Task description: Reproduce the records below exactly as given.

Listing:
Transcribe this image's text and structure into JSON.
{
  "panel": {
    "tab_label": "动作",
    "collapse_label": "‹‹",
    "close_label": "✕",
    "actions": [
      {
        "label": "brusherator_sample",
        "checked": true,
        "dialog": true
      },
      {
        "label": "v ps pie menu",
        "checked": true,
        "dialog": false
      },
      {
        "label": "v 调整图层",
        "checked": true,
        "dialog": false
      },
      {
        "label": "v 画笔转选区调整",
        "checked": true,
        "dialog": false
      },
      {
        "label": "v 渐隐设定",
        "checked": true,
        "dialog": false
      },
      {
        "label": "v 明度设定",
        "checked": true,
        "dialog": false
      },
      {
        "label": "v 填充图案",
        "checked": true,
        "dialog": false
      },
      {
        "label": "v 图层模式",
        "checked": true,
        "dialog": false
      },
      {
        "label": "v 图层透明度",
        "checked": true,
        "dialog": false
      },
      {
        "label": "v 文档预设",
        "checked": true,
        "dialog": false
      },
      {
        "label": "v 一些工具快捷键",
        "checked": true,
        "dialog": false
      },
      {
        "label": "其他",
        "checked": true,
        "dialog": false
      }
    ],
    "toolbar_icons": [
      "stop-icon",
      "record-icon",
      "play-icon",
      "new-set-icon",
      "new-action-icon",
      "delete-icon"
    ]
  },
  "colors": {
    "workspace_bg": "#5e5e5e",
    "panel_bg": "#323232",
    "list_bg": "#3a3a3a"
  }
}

Complete answer:
Transcribe this image's text and structure into JSON.
{
  "panel": {
    "tab_label": "动作",
    "collapse_label": "‹‹",
    "close_label": "✕",
    "actions": [
      {
        "label": "brusherator_sample",
        "checked": true,
        "dialog": true
      },
      {
        "label": "v ps pie menu",
        "checked": true,
        "dialog": false
      },
      {
        "label": "v 调整图层",
        "checked": true,
        "dialog": false
      },
      {
        "label": "v 画笔转选区调整",
        "checked": true,
        "dialog": false
      },
      {
        "label": "v 渐隐设定",
        "checked": true,
        "dialog": false
      },
      {
        "label": "v 明度设定",
        "checked": true,
        "dialog": false
      },
      {
        "label": "v 填充图案",
        "checked": true,
        "dialog": false
      },
      {
        "label": "v 图层模式",
        "checked": true,
        "dialog": false
      },
      {
        "label": "v 图层透明度",
        "checked": true,
        "dialog": false
      },
      {
        "label": "v 文档预设",
        "checked": true,
        "dialog": false
      },
      {
        "label": "v 一些工具快捷键",
        "checked": true,
        "dialog": false
      },
      {
        "label": "其他",
        "checked": true,
        "dialog": false
      }
    ],
    "toolbar_icons": [
      "stop-icon",
      "record-icon",
      "play-icon",
      "new-set-icon",
      "new-action-icon",
      "delete-icon"
    ]
  },
  "colors": {
    "workspace_bg": "#5e5e5e",
    "panel_bg": "#323232",
    "list_bg": "#3a3a3a"
  }
}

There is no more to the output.